**WRITTEN TASK:** Show all lines of the listing that hold the word "maximale".

Lines of data:
═══
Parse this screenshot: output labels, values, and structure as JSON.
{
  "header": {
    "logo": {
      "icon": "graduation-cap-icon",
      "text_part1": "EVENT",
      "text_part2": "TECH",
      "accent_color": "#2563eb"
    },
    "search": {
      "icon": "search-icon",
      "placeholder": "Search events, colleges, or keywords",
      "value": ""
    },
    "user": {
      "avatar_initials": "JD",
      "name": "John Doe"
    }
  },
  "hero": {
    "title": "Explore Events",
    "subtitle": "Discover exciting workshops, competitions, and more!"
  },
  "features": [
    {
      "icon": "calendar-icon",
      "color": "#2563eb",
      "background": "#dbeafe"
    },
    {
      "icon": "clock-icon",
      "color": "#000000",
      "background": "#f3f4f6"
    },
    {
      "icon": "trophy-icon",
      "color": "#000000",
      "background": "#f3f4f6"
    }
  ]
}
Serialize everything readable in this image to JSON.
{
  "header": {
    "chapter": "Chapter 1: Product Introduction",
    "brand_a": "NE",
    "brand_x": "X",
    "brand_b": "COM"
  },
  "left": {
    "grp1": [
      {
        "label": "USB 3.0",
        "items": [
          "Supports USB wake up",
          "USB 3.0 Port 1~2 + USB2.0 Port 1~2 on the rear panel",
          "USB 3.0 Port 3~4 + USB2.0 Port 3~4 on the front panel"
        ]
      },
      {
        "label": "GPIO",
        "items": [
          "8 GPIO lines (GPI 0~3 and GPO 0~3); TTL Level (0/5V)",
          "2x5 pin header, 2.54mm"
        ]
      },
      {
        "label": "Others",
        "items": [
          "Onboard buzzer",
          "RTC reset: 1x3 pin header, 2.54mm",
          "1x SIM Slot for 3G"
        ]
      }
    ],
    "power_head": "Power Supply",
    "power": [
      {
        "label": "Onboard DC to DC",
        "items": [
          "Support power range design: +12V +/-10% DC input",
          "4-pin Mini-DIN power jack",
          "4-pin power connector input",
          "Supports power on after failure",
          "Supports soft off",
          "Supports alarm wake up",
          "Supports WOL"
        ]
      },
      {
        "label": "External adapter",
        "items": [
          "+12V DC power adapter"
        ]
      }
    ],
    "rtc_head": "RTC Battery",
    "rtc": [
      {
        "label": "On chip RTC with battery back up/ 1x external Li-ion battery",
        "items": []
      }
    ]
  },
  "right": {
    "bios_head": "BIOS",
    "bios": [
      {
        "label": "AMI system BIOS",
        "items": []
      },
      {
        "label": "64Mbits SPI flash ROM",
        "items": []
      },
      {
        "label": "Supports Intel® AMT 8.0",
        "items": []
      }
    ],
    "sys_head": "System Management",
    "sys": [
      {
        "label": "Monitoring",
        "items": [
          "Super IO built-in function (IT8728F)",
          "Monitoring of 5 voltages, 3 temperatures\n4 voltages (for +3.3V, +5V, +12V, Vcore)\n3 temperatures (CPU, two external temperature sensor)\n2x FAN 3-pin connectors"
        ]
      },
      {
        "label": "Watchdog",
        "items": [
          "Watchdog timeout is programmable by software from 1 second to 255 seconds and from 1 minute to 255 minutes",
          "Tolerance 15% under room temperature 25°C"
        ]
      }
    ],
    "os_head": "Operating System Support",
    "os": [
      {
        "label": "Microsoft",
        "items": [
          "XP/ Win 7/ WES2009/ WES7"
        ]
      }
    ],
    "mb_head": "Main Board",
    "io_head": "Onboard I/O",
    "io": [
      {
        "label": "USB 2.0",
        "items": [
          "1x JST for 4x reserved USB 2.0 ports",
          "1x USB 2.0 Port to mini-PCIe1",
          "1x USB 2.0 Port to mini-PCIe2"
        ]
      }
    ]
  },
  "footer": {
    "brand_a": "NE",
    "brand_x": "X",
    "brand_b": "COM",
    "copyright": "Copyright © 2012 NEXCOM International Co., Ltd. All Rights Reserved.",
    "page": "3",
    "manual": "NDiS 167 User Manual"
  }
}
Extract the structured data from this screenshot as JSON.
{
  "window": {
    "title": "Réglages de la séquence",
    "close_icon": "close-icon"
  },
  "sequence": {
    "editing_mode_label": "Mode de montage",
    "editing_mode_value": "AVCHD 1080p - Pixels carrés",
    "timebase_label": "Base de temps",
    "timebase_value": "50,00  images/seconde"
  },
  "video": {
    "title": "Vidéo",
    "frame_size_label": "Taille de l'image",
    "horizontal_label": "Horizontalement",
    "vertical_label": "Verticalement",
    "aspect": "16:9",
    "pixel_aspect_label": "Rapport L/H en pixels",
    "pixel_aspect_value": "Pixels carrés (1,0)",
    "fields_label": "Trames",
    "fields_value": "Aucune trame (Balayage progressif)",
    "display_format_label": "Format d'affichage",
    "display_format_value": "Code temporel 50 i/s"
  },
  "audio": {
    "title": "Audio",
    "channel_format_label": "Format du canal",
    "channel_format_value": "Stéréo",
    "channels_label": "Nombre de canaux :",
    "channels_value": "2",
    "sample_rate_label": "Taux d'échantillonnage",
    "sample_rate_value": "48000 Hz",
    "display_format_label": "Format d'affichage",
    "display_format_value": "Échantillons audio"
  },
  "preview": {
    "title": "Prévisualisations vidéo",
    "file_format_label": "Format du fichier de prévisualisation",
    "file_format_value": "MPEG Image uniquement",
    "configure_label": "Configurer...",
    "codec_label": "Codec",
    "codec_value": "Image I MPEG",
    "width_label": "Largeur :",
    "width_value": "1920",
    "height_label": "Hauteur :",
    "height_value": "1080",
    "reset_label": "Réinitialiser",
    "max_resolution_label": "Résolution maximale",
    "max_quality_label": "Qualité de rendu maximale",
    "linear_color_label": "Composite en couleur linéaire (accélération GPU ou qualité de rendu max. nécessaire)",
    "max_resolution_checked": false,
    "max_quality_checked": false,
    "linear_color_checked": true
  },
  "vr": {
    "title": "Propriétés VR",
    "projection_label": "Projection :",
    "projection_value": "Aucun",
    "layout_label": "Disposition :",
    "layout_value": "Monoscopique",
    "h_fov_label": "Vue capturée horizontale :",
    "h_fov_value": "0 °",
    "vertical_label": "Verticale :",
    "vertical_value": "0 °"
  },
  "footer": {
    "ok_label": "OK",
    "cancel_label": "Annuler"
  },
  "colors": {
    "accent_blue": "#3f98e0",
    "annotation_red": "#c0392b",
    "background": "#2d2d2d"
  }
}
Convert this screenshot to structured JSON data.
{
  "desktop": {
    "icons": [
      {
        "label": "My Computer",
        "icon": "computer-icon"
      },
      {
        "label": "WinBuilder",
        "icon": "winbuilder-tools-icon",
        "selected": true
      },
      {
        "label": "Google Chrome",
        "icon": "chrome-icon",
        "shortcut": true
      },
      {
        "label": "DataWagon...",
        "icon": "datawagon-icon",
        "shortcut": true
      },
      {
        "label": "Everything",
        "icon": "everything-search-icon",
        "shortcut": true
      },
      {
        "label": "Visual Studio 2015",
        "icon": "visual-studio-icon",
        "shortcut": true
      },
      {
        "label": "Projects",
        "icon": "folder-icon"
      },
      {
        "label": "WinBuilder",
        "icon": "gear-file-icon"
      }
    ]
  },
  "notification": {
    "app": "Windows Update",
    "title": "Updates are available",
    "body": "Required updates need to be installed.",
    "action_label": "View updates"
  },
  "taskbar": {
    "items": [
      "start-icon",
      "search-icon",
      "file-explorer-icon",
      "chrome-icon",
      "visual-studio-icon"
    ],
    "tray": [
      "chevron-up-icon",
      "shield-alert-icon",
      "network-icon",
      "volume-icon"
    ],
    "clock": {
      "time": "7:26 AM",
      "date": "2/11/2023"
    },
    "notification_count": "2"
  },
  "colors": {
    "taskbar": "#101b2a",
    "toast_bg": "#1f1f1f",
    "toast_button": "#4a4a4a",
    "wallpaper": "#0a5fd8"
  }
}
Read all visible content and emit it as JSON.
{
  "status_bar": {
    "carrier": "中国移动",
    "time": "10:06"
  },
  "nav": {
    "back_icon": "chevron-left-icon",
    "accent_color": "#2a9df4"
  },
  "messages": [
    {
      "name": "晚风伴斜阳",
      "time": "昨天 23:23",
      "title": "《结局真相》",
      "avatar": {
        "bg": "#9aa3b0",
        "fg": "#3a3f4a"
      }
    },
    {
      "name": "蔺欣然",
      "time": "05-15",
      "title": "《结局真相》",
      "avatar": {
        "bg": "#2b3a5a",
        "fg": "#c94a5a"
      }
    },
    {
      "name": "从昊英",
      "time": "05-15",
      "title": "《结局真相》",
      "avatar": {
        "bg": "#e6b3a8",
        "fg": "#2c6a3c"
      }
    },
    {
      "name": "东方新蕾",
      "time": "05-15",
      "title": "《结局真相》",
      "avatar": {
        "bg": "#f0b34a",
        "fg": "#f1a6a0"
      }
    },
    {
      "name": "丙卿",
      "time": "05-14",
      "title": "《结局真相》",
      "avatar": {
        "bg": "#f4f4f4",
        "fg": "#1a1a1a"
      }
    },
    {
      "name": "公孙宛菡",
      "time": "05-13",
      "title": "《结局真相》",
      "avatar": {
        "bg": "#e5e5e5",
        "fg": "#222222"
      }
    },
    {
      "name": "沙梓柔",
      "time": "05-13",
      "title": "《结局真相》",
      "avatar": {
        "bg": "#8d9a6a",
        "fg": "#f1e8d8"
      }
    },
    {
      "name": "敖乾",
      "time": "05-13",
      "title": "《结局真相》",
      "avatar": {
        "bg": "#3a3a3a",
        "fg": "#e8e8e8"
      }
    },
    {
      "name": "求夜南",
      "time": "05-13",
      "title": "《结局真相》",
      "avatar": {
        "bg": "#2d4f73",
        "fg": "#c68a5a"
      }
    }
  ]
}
═══
**CORRECT OUTPUT:**
    "max_resolution_label": "Résolution maximale",
    "max_quality_label": "Qualité de rendu maximale",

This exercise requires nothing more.